• **INSTRUCTIONS**:
**a)** In the calculus passage, at which of the designated x values does f'(x) take its greatest value?
**b)** Retype the calculus passage from "Another text problem concerned" up to and including "second derivative f''.".

Another text problem concerned the graph shown below of y = f'(x) vs. x. This is the graph of the derivative f', not a graph of the function f. Several questions are asked about the function f, its derivative f' and its second derivative f''.
One question asked which of the specified x values x1, x2, ..., x6 gives us the greatest value of f'(x). Since the graph shows the values of f'(x) vs. x, we simply determine which designated x value gives us the greatest value of y = f'. This clearly occurs at x = x3, among the specified points.
Another question asked which of the specified x values gives us the greatest value of the function f. If we try to visualize the graph of f(x), we see from the graph of f'(x) that since f' is always positive, the slope of the f(x) graph will always be positive and f(x) will always be increasing. Sometimes is increasing at a faster rate (e.g., at x = x3) and sometimes a slower rate (e.g., at x = x2 or x = x5). About it is always increasing. Therefore its value will be greater at greater x values and the greatest value (among the designated points) will be taken at x = x6.
Still another question requested the designated point at which f'' takes its maximum value. Since f'' is the derivative of f', which is represented by the slope of the graph of f', we simply find the designated point at which the graph of f' is a maximum. Since the slope of the graph is positive that only one of the designated points, x = x6, it is at this point that f'' takes its maximum value.
Another text problem gave the velocity function v = 1 / (1+t) of a turtle, in meters/minute, as the function of the clock time t, with t measured in minutes. We were asked to find the total distance traveled by the turtle during the minute between clock times t = 0 and t = 1, using `dt = .2.
Our best approximation would be obtained by first evaluating the velocity at t = 0, .2, .4, .6, .8 and 1. We obtain the velocities shown in the table below. We can then determine the average velocity (designated by the v with the bar over the top, which will be referred to as vBar) for each interval. For example on the first interval, from t = 0 to t = .2, the average of the velocities is the average of the associated velocities v = 1 and v = .83; this average is .92. The remaining values of vBar are shown in the table.

• **EXTRACTED RECORDS**:
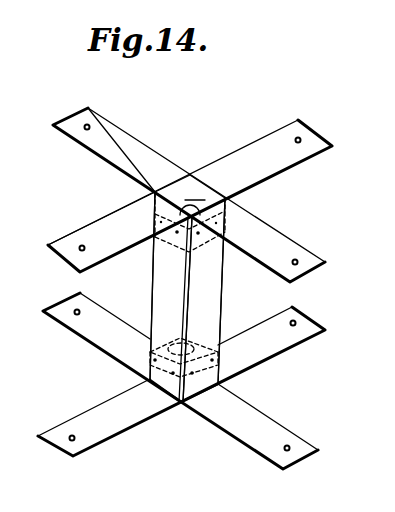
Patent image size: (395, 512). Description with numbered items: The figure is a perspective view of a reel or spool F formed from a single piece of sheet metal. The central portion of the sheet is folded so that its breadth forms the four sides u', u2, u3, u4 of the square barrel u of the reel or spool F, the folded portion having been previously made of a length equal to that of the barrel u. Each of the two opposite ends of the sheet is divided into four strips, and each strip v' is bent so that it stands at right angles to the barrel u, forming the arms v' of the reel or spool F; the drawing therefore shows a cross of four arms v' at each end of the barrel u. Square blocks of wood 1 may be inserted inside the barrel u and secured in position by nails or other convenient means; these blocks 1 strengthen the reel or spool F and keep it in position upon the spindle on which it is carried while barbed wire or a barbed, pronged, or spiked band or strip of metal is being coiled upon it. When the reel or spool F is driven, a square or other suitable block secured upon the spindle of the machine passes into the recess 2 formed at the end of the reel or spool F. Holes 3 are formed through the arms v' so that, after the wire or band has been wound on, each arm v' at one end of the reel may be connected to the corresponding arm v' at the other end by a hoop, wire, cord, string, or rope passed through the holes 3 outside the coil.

The square block of wood 1 is at (227, 196).
The recess 2 is at (177, 190).
The hole 3 is at (90, 124).
The barrel u is at (187, 297).
The side of the barrel u' is at (161, 286).
The side of the barrel u2 is at (154, 191).
The side of the barrel u3 is at (200, 188).
The side of the barrel u4 is at (209, 291).
The arm v' is at (185, 288).
The reel or spool F is at (212, 309).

• **ANSWER LIST**:
**a)** At x = x3.

**b)**
Another text problem concerned the graph shown below of y = f'(x) vs. x. This is the graph of the derivative f', not a graph of the function f. Several questions are asked about the function f, its derivative f' and its second derivative f''.